■ Written tasks:
a: For the discussion of plain-text task formats, decide whether each statement agrees with it. For each, answer yes or no and quote the deciding words. (i) One participant expects the YAML library for Python to become obsolete soon. (ii) One participant wrote a tool to fuzzy find in an SQLITE file. (iii) The participant who keeps notes in markdown notation calls parsing text hard.
b: Extend the discussion of plain-text task formats with a further reply that follows its final one.

Start of Selected extract

In some ways, it is more portable.

Still, why plain text? If the goal is “wrap it in UI” why a new white space, special characters.

Why not YAML or JSON and the vetted libraries to read and write the format?

As a user I don’t really have any concern with what underlying data format and structure it stores things in. I want to manage my todos!

This could be an SQLITE file for all I care.

Software engineering should be about more productive UX, not flexing one’s ability to parse arbitrary syntactic art.

I think the viewpoints on that are wildly diverse. As far as I’m concerned, it’s the exact opposite. Hence, I think it’s great that there is a big variety of different approaches that everyone can pick from according to their own preferences.
Sure; I’m just expressing mine. The “glyphs and how to display or sort them wars” aren’t important enough to me to take real offense to alternatives. This is just idle discourse for me.

Lindy Effect type thoughts, why import another dependency; familiarity, existing portability, and habits with current formats; deep and wide tooling and language support… road built; let’s drive to shovel poetic drivel out the door.

> Software engineering should be about more productive UX, not flexing one’s ability to parse arbitrary syntactic art.

Tasks lists are generally useless without their context. It makes sense to have tasks along their context (be it plain-text, markdown, JS, python...) Also it's more maintainable and portable. YAML/JSON/SQlite will be a headache when the user decide to migrate to another tool. This approach only require a text editor, any text editor in any platform. You can plug in whatever you prefer for syncing and sugar.

For a very few cases I use YAML to store data that isn't parsed by any program (only by me). And I can write a comment like 'TODO: Do something.' or "FIXME: X isn't working.' On the terminal using a code searcher and a text editor I can easily find and jump on those.

UX creates context from the users perspective, not the back end data format. This format creates a headache in that nothing can parse or write it except the humans that learn it.

I can easily search an SQLITE file from a CLI (wrote me a tool a long time ago to fuzzy find). I doubt the YAML lib for Python is going to become obsolete soon. I can instantly work with that format on any machine with a common language. There’s already Taskwarrior.

It’s electrons in a machine, hundreds of different paths to porting it around, changing it, etc.

Look, don’t get me wrong; I’m not about to pour sugar down someone’s gas tank. I’m just walking through my inner monologue debating this format someone chose to put up for open review and discussion.

I write data that makes sense to have as normalized in YAML format even if I'm not parsing it in any program because I may do so in the future and YAML is ergonomic.

But for things that shouldn't be normalized I write then as plain-text notes using markdown notation. It isn't true that nothing can parse plain text. I wrote a tool to do that and it works as expected. Of course it's bad design if you look exclusively from the software engineering perspective but ergonomics also matter and parsing text isn't hard.

End of Selected extract
Start of Record excerpts

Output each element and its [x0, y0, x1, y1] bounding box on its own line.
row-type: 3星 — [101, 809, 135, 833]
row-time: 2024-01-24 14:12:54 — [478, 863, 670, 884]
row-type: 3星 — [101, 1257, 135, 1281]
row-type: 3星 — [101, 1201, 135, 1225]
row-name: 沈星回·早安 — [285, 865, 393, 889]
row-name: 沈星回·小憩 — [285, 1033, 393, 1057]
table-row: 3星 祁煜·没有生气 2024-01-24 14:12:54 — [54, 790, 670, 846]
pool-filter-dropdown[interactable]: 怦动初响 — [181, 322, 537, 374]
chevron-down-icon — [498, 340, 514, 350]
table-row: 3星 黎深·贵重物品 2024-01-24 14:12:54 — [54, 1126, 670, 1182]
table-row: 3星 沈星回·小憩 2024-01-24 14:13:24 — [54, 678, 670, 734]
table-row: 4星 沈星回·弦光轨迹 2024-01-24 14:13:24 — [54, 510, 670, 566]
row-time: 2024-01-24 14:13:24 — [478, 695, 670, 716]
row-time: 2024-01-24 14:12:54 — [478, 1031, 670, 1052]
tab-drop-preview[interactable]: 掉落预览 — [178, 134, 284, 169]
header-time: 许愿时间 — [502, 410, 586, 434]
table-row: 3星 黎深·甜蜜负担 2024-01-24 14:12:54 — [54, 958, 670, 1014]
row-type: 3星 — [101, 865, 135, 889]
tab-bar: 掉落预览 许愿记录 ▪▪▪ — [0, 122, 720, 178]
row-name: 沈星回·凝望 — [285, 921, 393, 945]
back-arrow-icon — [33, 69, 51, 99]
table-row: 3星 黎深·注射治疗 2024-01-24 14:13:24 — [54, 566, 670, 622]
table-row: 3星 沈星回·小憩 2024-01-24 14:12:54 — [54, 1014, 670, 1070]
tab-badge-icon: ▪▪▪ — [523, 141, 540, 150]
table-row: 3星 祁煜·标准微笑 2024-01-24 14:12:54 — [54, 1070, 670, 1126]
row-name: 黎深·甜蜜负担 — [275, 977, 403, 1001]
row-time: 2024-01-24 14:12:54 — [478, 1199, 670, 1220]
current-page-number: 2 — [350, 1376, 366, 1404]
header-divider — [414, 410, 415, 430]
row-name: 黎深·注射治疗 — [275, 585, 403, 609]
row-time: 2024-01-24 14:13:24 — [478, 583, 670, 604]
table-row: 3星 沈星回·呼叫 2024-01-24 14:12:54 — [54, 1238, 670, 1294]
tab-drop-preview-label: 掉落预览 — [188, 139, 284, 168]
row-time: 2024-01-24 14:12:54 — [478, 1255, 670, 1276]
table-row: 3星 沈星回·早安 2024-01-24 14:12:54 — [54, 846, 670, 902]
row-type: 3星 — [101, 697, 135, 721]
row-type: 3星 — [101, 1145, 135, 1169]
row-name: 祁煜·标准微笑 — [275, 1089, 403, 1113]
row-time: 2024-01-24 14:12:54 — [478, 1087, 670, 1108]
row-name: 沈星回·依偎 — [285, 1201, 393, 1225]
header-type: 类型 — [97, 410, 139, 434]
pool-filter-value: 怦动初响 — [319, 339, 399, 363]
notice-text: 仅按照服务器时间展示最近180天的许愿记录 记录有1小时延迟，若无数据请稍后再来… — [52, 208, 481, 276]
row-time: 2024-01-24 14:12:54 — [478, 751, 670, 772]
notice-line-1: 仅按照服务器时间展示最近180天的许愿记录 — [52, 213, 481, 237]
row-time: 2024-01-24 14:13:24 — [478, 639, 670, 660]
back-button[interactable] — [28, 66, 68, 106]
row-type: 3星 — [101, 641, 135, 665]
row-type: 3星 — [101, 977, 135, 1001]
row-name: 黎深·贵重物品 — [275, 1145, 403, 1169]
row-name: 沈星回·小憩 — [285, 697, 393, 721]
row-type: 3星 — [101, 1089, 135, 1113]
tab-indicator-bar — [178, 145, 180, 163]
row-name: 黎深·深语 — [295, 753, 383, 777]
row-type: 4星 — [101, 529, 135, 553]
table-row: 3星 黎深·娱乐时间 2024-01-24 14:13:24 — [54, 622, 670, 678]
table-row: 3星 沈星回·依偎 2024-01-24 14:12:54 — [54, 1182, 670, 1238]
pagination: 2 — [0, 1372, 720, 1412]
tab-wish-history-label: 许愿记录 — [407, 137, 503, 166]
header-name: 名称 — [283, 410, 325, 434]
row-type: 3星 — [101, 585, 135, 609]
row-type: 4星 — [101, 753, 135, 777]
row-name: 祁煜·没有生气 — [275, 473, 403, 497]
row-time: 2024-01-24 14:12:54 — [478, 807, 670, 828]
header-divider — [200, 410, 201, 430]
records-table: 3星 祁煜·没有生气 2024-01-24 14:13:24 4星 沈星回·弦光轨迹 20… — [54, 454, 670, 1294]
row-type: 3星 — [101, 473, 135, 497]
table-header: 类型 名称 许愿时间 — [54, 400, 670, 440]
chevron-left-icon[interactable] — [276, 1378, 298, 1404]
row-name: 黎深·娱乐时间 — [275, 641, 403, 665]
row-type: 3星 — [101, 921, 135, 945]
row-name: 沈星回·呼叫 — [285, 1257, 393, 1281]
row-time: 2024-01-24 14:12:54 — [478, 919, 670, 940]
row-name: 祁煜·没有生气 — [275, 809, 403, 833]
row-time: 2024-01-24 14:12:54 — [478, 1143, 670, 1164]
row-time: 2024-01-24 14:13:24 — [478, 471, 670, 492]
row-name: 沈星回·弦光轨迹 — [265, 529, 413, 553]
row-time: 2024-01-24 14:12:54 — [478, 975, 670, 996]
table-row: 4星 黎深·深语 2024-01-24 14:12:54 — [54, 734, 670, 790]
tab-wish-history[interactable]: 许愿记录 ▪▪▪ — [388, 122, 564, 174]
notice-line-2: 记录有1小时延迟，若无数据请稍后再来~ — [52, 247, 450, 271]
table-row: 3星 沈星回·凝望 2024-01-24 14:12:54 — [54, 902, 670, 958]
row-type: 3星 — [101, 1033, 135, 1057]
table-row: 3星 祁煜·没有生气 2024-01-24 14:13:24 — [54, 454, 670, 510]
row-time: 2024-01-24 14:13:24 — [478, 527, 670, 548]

End of Record excerpts

■ Expected responses:
a:
(i) No: "I doubt the YAML lib for Python is going to become obsolete soon."
(ii) Yes: "I can easily search an SQLITE file from a CLI (wrote me a tool a long time ago to fuzzy find)."
(iii) No: "ergonomics also matter and parsing text isn't hard."

b:
Don't get me wrong also. I'm just a guy with peculiar use cases and bad experiences migrating away from Evernote and later Joplin.

I think it is nice when there is a well thought out spec for something. But in this particular case, I think it is not compatible enough with other tools.

In particular, Markdown has a todos (using the same `[ ]`) and just uses indentation for grouping. I find this more intuitive and it renders in markdown renderers.

For priorities, I have adopted the notation of OneNote which puts exclamation and Unicode star symbol next to the todo brackets.

I also use some other conventions:

[-] for obsolete rather than [~].

[>] for postponed until later

Implemented in my Todo manager TUI: https://github.com/coezbek/rodo

Might be right, but as an interchange format between todo-apps, might be worth it?
> In particular, Markdown has a todos (using the same `[ ]`) and just uses indentation for grouping.

Came here to mention the same thing. I use a plain text todo format that is quite similar (thought not nearly so thought out/complete) to the one OP is proposing, but I use indentation for grouping as it's a lot easier for me to visually identify related groups of tasks.

> A formal spec also doesn't help much for apps to use this format. There is not a huge need for portability between to do apps, and for most users to do items are ephemeral and not something that needs to be archived and revisited. Even if an app adopted this, being tied to a plain text format would likely hinder feature development, including the ability to sync across multiple devices. Beyond that, different to do apps use different systems of categorization and tagging, so really in practice I doubt this will become any kind of standardized format.

I disagree. I maintain a rather popular plain-text-based app [1] and the formal spec makes this something very very easy to add support for. Infact the only thing that could make this even easier is if there was a way to verify my own implementation.

[1] https://gitjournal.io

Yes, you could add support for it. To what end? Do you think the usage will be high enough to justify the effort to implement and maintain it?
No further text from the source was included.